--- PROVIDED ENTRIES ---

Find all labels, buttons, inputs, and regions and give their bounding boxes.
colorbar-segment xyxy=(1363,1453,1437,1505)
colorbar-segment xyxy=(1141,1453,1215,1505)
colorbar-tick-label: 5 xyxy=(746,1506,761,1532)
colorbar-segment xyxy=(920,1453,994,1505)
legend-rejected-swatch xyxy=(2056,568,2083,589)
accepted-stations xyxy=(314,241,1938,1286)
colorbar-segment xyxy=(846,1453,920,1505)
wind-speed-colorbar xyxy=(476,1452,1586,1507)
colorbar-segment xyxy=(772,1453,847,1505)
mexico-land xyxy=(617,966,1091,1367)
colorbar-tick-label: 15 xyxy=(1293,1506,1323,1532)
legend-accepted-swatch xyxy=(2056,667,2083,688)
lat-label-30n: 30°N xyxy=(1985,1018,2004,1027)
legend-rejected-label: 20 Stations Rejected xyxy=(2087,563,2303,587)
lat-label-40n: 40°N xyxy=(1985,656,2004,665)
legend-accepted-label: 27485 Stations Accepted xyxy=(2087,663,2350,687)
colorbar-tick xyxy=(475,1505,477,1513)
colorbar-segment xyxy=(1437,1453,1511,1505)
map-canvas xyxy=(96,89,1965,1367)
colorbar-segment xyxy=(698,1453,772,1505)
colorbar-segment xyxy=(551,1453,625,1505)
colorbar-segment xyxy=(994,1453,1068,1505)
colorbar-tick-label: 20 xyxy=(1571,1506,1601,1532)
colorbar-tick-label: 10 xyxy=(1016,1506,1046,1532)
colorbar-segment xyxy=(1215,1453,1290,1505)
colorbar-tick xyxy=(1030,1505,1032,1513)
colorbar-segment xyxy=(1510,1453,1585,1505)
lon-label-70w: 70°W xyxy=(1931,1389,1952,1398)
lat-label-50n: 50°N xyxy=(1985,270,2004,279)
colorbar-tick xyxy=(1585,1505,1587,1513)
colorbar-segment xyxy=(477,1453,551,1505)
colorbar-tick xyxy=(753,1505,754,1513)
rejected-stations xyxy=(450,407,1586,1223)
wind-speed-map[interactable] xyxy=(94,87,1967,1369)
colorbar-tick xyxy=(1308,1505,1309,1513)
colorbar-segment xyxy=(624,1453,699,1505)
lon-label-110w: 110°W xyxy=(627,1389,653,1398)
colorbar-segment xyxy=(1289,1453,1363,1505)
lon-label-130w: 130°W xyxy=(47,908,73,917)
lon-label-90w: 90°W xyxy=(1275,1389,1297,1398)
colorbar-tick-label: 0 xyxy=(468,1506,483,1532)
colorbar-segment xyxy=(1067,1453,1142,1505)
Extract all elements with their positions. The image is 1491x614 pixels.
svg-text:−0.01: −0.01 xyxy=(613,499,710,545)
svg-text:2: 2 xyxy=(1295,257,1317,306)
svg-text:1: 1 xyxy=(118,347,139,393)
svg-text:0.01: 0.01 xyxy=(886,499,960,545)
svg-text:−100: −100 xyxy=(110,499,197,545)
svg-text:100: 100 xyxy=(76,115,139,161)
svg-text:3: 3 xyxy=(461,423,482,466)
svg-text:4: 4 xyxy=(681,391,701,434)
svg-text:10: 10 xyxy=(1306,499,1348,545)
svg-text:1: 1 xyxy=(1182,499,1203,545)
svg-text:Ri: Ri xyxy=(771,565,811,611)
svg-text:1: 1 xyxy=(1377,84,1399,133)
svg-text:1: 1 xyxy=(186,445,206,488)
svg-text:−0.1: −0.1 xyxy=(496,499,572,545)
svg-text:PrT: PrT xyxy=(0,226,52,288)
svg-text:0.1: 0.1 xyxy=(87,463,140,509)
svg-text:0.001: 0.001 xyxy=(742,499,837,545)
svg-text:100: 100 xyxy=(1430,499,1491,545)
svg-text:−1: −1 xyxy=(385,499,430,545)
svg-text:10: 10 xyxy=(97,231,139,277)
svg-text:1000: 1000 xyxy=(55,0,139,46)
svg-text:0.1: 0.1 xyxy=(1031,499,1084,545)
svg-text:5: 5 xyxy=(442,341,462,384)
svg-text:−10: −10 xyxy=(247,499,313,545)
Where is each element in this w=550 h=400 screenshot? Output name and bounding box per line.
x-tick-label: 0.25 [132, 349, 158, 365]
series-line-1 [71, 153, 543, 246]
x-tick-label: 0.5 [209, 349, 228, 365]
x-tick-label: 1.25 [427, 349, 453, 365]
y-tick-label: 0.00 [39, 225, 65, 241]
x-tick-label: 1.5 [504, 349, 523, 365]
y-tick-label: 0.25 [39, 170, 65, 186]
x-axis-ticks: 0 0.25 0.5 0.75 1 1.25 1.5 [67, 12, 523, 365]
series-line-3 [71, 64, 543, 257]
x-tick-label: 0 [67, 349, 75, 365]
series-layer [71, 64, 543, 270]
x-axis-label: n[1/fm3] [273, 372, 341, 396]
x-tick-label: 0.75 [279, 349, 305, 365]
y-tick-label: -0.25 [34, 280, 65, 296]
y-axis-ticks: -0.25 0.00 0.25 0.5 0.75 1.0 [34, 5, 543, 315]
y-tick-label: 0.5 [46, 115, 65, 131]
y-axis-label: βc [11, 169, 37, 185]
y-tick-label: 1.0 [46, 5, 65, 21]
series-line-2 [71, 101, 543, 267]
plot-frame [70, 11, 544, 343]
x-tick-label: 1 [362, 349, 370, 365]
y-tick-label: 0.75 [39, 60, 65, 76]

---

### WHAT NEEDS TO BE DONE
Copy the listing above line for line, with no changes.

### ANSWER IN FULL
Find all labels, buttons, inputs, and regions and give their bounding boxes.
colorbar-segment xyxy=(1363,1453,1437,1505)
colorbar-segment xyxy=(1141,1453,1215,1505)
colorbar-tick-label: 5 xyxy=(746,1506,761,1532)
colorbar-segment xyxy=(920,1453,994,1505)
legend-rejected-swatch xyxy=(2056,568,2083,589)
accepted-stations xyxy=(314,241,1938,1286)
colorbar-segment xyxy=(846,1453,920,1505)
wind-speed-colorbar xyxy=(476,1452,1586,1507)
colorbar-segment xyxy=(772,1453,847,1505)
mexico-land xyxy=(617,966,1091,1367)
colorbar-tick-label: 15 xyxy=(1293,1506,1323,1532)
legend-accepted-swatch xyxy=(2056,667,2083,688)
lat-label-30n: 30°N xyxy=(1985,1018,2004,1027)
legend-rejected-label: 20 Stations Rejected xyxy=(2087,563,2303,587)
lat-label-40n: 40°N xyxy=(1985,656,2004,665)
legend-accepted-label: 27485 Stations Accepted xyxy=(2087,663,2350,687)
colorbar-tick xyxy=(475,1505,477,1513)
colorbar-segment xyxy=(1437,1453,1511,1505)
map-canvas xyxy=(96,89,1965,1367)
colorbar-segment xyxy=(698,1453,772,1505)
colorbar-segment xyxy=(551,1453,625,1505)
colorbar-segment xyxy=(994,1453,1068,1505)
colorbar-tick-label: 20 xyxy=(1571,1506,1601,1532)
colorbar-tick-label: 10 xyxy=(1016,1506,1046,1532)
colorbar-segment xyxy=(1215,1453,1290,1505)
colorbar-tick xyxy=(1030,1505,1032,1513)
colorbar-segment xyxy=(1510,1453,1585,1505)
lon-label-70w: 70°W xyxy=(1931,1389,1952,1398)
lat-label-50n: 50°N xyxy=(1985,270,2004,279)
colorbar-tick xyxy=(1585,1505,1587,1513)
colorbar-segment xyxy=(477,1453,551,1505)
colorbar-tick xyxy=(753,1505,754,1513)
rejected-stations xyxy=(450,407,1586,1223)
wind-speed-map[interactable] xyxy=(94,87,1967,1369)
colorbar-tick xyxy=(1308,1505,1309,1513)
colorbar-segment xyxy=(624,1453,699,1505)
lon-label-110w: 110°W xyxy=(627,1389,653,1398)
colorbar-segment xyxy=(1289,1453,1363,1505)
lon-label-130w: 130°W xyxy=(47,908,73,917)
lon-label-90w: 90°W xyxy=(1275,1389,1297,1398)
colorbar-tick-label: 0 xyxy=(468,1506,483,1532)
colorbar-segment xyxy=(1067,1453,1142,1505)
Extract all elements with their positions. The image is 1491x614 pixels.
svg-text:−0.01: −0.01 xyxy=(613,499,710,545)
svg-text:2: 2 xyxy=(1295,257,1317,306)
svg-text:1: 1 xyxy=(118,347,139,393)
svg-text:0.01: 0.01 xyxy=(886,499,960,545)
svg-text:−100: −100 xyxy=(110,499,197,545)
svg-text:100: 100 xyxy=(76,115,139,161)
svg-text:3: 3 xyxy=(461,423,482,466)
svg-text:4: 4 xyxy=(681,391,701,434)
svg-text:10: 10 xyxy=(1306,499,1348,545)
svg-text:1: 1 xyxy=(1182,499,1203,545)
svg-text:Ri: Ri xyxy=(771,565,811,611)
svg-text:1: 1 xyxy=(1377,84,1399,133)
svg-text:1: 1 xyxy=(186,445,206,488)
svg-text:−0.1: −0.1 xyxy=(496,499,572,545)
svg-text:PrT: PrT xyxy=(0,226,52,288)
svg-text:0.1: 0.1 xyxy=(87,463,140,509)
svg-text:0.001: 0.001 xyxy=(742,499,837,545)
svg-text:100: 100 xyxy=(1430,499,1491,545)
svg-text:−1: −1 xyxy=(385,499,430,545)
svg-text:10: 10 xyxy=(97,231,139,277)
svg-text:1000: 1000 xyxy=(55,0,139,46)
svg-text:0.1: 0.1 xyxy=(1031,499,1084,545)
svg-text:5: 5 xyxy=(442,341,462,384)
svg-text:−10: −10 xyxy=(247,499,313,545)
Where is each element in this w=550 h=400 screenshot? Output name and bounding box per line.
x-tick-label: 0.25 [132, 349, 158, 365]
series-line-1 [71, 153, 543, 246]
x-tick-label: 0.5 [209, 349, 228, 365]
x-tick-label: 1.25 [427, 349, 453, 365]
y-tick-label: 0.00 [39, 225, 65, 241]
x-tick-label: 1.5 [504, 349, 523, 365]
y-tick-label: 0.25 [39, 170, 65, 186]
x-axis-ticks: 0 0.25 0.5 0.75 1 1.25 1.5 [67, 12, 523, 365]
series-line-3 [71, 64, 543, 257]
x-tick-label: 0 [67, 349, 75, 365]
series-layer [71, 64, 543, 270]
x-axis-label: n[1/fm3] [273, 372, 341, 396]
x-tick-label: 0.75 [279, 349, 305, 365]
y-tick-label: -0.25 [34, 280, 65, 296]
y-axis-ticks: -0.25 0.00 0.25 0.5 0.75 1.0 [34, 5, 543, 315]
y-tick-label: 0.5 [46, 115, 65, 131]
y-axis-label: βc [11, 169, 37, 185]
y-tick-label: 1.0 [46, 5, 65, 21]
series-line-2 [71, 101, 543, 267]
plot-frame [70, 11, 544, 343]
x-tick-label: 1 [362, 349, 370, 365]
y-tick-label: 0.75 [39, 60, 65, 76]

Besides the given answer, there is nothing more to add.